> TEXT SHOWN:
☆ ☆ ☆ ☆ ☆ ☆ ☆

Cash used in investing activities increased by RMB47.8 million, or 153.3%, from RMB31.2 million for the three months ended March 31, 2010 to RMB79.0 million (US$12.1 million) for the three months ended March 31, 2011. The cash outflow from investing activities of RMB79.0 million for the three months ended March 31, 2011 was in line with our payment for construction in progress of RMB77.3 million which mainly consisted of (1) payment for construction of greenhouses of RMB50.7 million, (2) payment for land improvements of RMB11.3 million, and (3) payment of RMB13.4 million for agricultural infrastructure.

Cash used in investing activities increased by RMB99.9 million, or 62.3%, from RMB160.4 million for FY2010 to RMB260.3 million (US$39.8 million) for FY2011. The cash outflow from investing activities of RMB260.3 million for FY2011 was in line with our payment for construction in progress of RMB262.7 million which mainly consisted of (1) payment for construction of greenhouses of RMB161.0 million, (2) payment for land improvements of RMB39.4 million, and (3) payment of RMB59.4 million for agricultural infrastructure.

Recent developments

The Company has signed lease agreements with local village committees for the lease of 3,950 mu of farming land in Fujian Province. As of March 31, 2011, 2,450 mu of cleared land has been handed over to the Company for operation.  The remaining 1,500 mu is expected to be handed over to the Company within the next few months.

☆ ☆ ☆ ☆ ☆ ☆ ☆

> INFORMATION PROVIDED:

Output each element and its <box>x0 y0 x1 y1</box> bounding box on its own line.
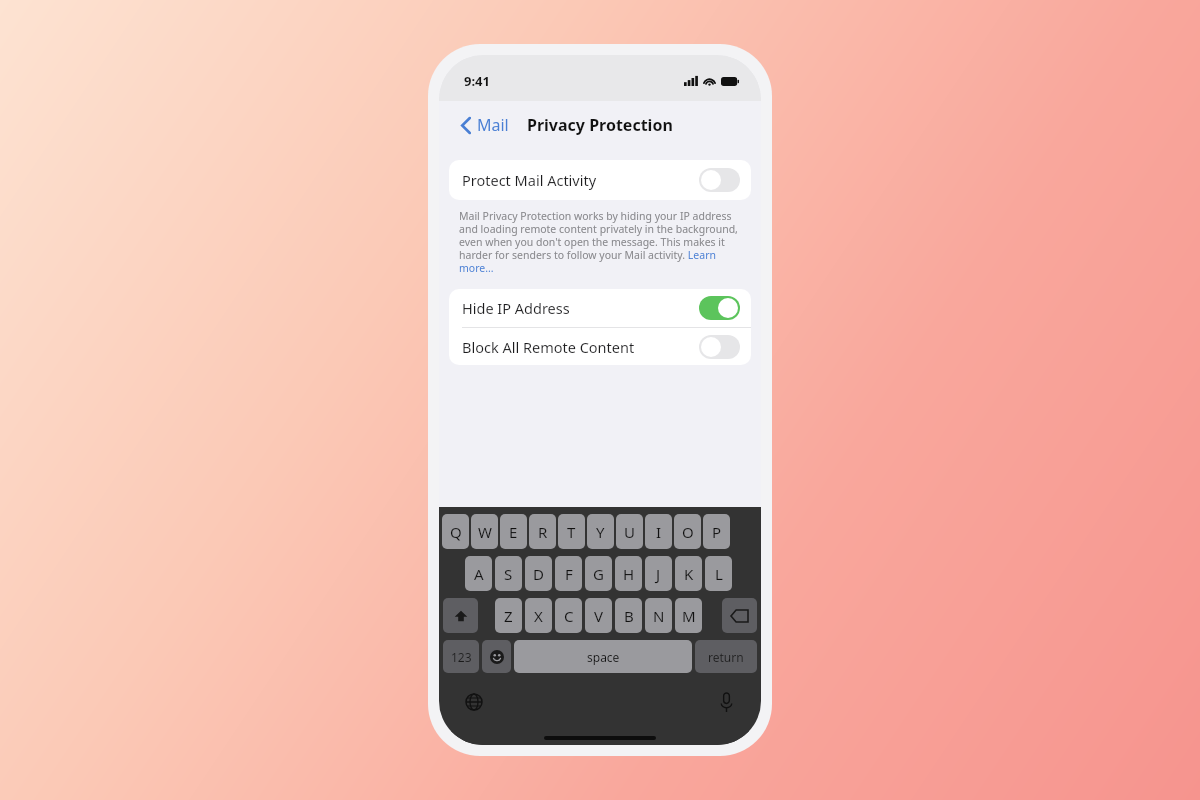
staticText: Q <box>450 522 462 542</box>
staticText: F <box>565 564 573 584</box>
button[interactable]: E <box>500 514 527 549</box>
button[interactable]: K <box>675 556 702 591</box>
staticText: A <box>474 564 484 584</box>
button[interactable]: V <box>585 598 612 633</box>
button[interactable]: Emoji <box>482 640 511 673</box>
staticText: C <box>564 606 574 626</box>
button[interactable]: Shift <box>443 598 478 633</box>
staticText: T <box>567 522 576 542</box>
staticText: V <box>594 606 604 626</box>
button[interactable]: Z <box>495 598 522 633</box>
button[interactable]: Q <box>442 514 469 549</box>
button[interactable]: Dictate <box>711 687 741 717</box>
staticText: H <box>623 564 635 584</box>
staticText: Mail Privacy Protection works by hiding … <box>459 209 741 275</box>
button[interactable]: Block All Remote Content <box>449 328 751 365</box>
staticText: Y <box>596 522 605 542</box>
button[interactable]: D <box>525 556 552 591</box>
staticText: Z <box>504 606 513 626</box>
button[interactable]: M <box>675 598 702 633</box>
button[interactable]: I <box>645 514 672 549</box>
staticText: U <box>624 522 635 542</box>
button[interactable]: Protect Mail Activity <box>449 160 751 200</box>
button[interactable]: Y <box>587 514 614 549</box>
button[interactable]: F <box>555 556 582 591</box>
staticText: 123 <box>451 649 472 665</box>
button[interactable]: J <box>645 556 672 591</box>
button[interactable]: Toggle on <box>699 296 740 320</box>
staticText: S <box>504 564 513 584</box>
button[interactable]: space <box>514 640 692 673</box>
staticText: X <box>534 606 543 626</box>
staticText: G <box>593 564 604 584</box>
button[interactable]: Hide IP Address <box>449 289 751 327</box>
staticText: Protect Mail Activity <box>462 170 597 190</box>
staticText: E <box>509 522 518 542</box>
staticText: Mail <box>477 114 509 136</box>
button[interactable]: A <box>465 556 492 591</box>
staticText: K <box>684 564 694 584</box>
staticText: return <box>708 649 744 665</box>
button[interactable]: G <box>585 556 612 591</box>
staticText: P <box>712 522 722 542</box>
staticText: O <box>682 522 694 542</box>
button[interactable]: C <box>555 598 582 633</box>
button[interactable]: R <box>529 514 556 549</box>
staticText: R <box>538 522 548 542</box>
button[interactable]: O <box>674 514 701 549</box>
button[interactable]: return <box>695 640 757 673</box>
button[interactable]: X <box>525 598 552 633</box>
staticText: L <box>715 564 723 584</box>
staticText: J <box>656 564 661 584</box>
button[interactable]: H <box>615 556 642 591</box>
button[interactable]: Toggle off <box>699 335 740 359</box>
button[interactable]: Change keyboard <box>459 687 489 717</box>
staticText: N <box>653 606 665 626</box>
button[interactable]: B <box>615 598 642 633</box>
staticText: I <box>656 522 662 542</box>
button[interactable]: T <box>558 514 585 549</box>
staticText: space <box>587 649 620 665</box>
staticText: B <box>624 606 634 626</box>
staticText: Block All Remote Content <box>462 337 635 357</box>
button[interactable]: Backspace <box>722 598 757 633</box>
staticText: Privacy Protection <box>527 114 673 136</box>
staticText: Hide IP Address <box>462 298 570 318</box>
button[interactable]: L <box>705 556 732 591</box>
staticText: M <box>682 606 696 626</box>
button[interactable]: Mail <box>457 110 513 140</box>
button[interactable]: W <box>471 514 498 549</box>
button[interactable]: U <box>616 514 643 549</box>
staticText: D <box>533 564 544 584</box>
button[interactable]: N <box>645 598 672 633</box>
staticText: 9:41 <box>464 72 490 90</box>
button[interactable]: 123 <box>443 640 479 673</box>
button[interactable]: S <box>495 556 522 591</box>
staticText: W <box>478 522 492 542</box>
button[interactable]: P <box>703 514 730 549</box>
button[interactable]: Toggle off <box>699 168 740 192</box>
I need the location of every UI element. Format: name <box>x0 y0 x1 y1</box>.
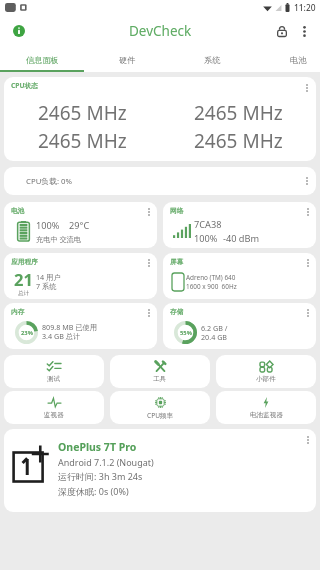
staticText: 809.8 MB 已使用 3.4 GB 总计 <box>42 322 97 342</box>
staticText: CPU状态 <box>11 81 38 90</box>
staticText: 存储 <box>170 308 184 316</box>
staticText: Android 7.1.2 (Nougat) 运行时间: 3h 3m 24s 深… <box>58 456 154 498</box>
button[interactable]: More options <box>292 19 316 43</box>
staticText: 系统 <box>204 55 221 65</box>
button[interactable]: 小部件 <box>216 355 316 388</box>
button[interactable]: 屏幕 <box>163 253 316 299</box>
button[interactable]: 工具 <box>110 355 210 388</box>
staticText: 电池监视器 <box>250 411 283 419</box>
button[interactable]: Unlock premium <box>270 19 294 43</box>
button[interactable]: 硬件 <box>85 47 170 72</box>
button[interactable]: More <box>300 80 314 96</box>
staticText: 应用程序 <box>11 258 38 266</box>
staticText: 55% <box>180 329 192 337</box>
staticText: 2465 MHz <box>38 128 127 154</box>
button[interactable]: 测试 <box>4 355 104 388</box>
button[interactable]: 信息面板 <box>0 47 85 72</box>
staticText: Adreno (TM) 640 1600 x 900 60Hz <box>186 273 237 291</box>
button[interactable]: More <box>142 305 156 321</box>
staticText: 信息面板 <box>26 55 59 65</box>
staticText: 充电中 交流电 <box>36 234 81 244</box>
button[interactable]: CPU频率 <box>110 391 210 424</box>
staticText: 硬件 <box>119 55 136 65</box>
button[interactable]: More <box>300 173 314 189</box>
staticText: 23% <box>21 329 33 337</box>
button[interactable]: 电池 <box>4 202 157 248</box>
staticText: 工具 <box>153 375 167 383</box>
button[interactable]: More <box>301 255 315 271</box>
staticText: 电池 <box>11 207 25 215</box>
button[interactable]: CPU负载: 0% <box>4 167 316 195</box>
staticText: 屏幕 <box>170 258 184 266</box>
staticText: 2465 MHz <box>194 100 283 126</box>
button[interactable]: 存储 <box>163 303 316 349</box>
staticText: 2465 MHz <box>38 100 127 126</box>
button[interactable]: 电池 <box>256 47 320 72</box>
staticText: -40 dBm <box>223 232 260 245</box>
staticText: 29°C <box>69 219 90 232</box>
button[interactable]: More <box>301 204 315 220</box>
button[interactable]: More <box>301 305 315 321</box>
staticText: CPU负载: 0% <box>26 176 72 187</box>
button[interactable]: More <box>142 255 156 271</box>
staticText: 6.2 GB / 20.4 GB <box>201 323 228 342</box>
staticText: 100% <box>36 219 60 232</box>
staticText: 测试 <box>47 375 61 383</box>
button[interactable]: More <box>4 429 316 512</box>
button[interactable]: 电池监视器 <box>216 391 316 424</box>
staticText: CPU频率 <box>147 411 174 420</box>
staticText: 2465 MHz <box>194 128 283 154</box>
button[interactable]: 网络 <box>163 202 316 248</box>
button[interactable]: More <box>301 432 315 448</box>
staticText: 内存 <box>11 308 25 316</box>
staticText: DevCheck <box>129 22 192 40</box>
staticText: 监视器 <box>44 411 64 419</box>
staticText: 100% <box>194 232 218 245</box>
staticText: 11:20 <box>294 2 316 13</box>
staticText: 电池 <box>290 55 307 65</box>
button[interactable]: 应用程序 <box>4 253 157 299</box>
button[interactable]: More <box>142 204 156 220</box>
staticText: 小部件 <box>256 375 276 383</box>
button[interactable]: 系统 <box>170 47 255 72</box>
staticText: 7CA38 <box>194 218 222 231</box>
staticText: OnePlus 7T Pro <box>58 440 137 454</box>
button[interactable]: 内存 <box>4 303 157 349</box>
button[interactable]: CPU状态 <box>4 77 316 161</box>
staticText: 网络 <box>170 207 184 215</box>
staticText: 14 用户 7 系统 <box>36 272 61 292</box>
staticText: 总计 <box>18 290 30 297</box>
staticText: 21 <box>14 268 33 290</box>
button[interactable]: App info <box>7 19 31 43</box>
button[interactable]: 监视器 <box>4 391 104 424</box>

☆ ☆ ☆ ☆ ☆ ☆ ☆

> REQUEST A:
From the investing-activities text, write out the passage starting with "Cash used in investing activities increased by RMB47.8" and going on through "RMB13.4 million for agricultural infrastructure.".
> REQUEST B:
Translate this sentence from the investing-activities text into Spanish: "The remaining 1,500 mu is expected to be handed over to the Company within the next few months."

> WRITTEN REPLY A:
Cash used in investing activities increased by RMB47.8 million, or 153.3%, from RMB31.2 million for the three months ended March 31, 2010 to RMB79.0 million (US$12.1 million) for the three months ended March 31, 2011. The cash outflow from investing activities of RMB79.0 million for the three months ended March 31, 2011 was in line with our payment for construction in progress of RMB77.3 million which mainly consisted of (1) payment for construction of greenhouses of RMB50.7 million, (2) payment for land improvements of RMB11.3 million, and (3) payment of RMB13.4 million for agricultural infrastructure.

> WRITTEN REPLY B:
Se espera que los 1.500 mu restantes se entreguen a la Compañía en los próximos meses.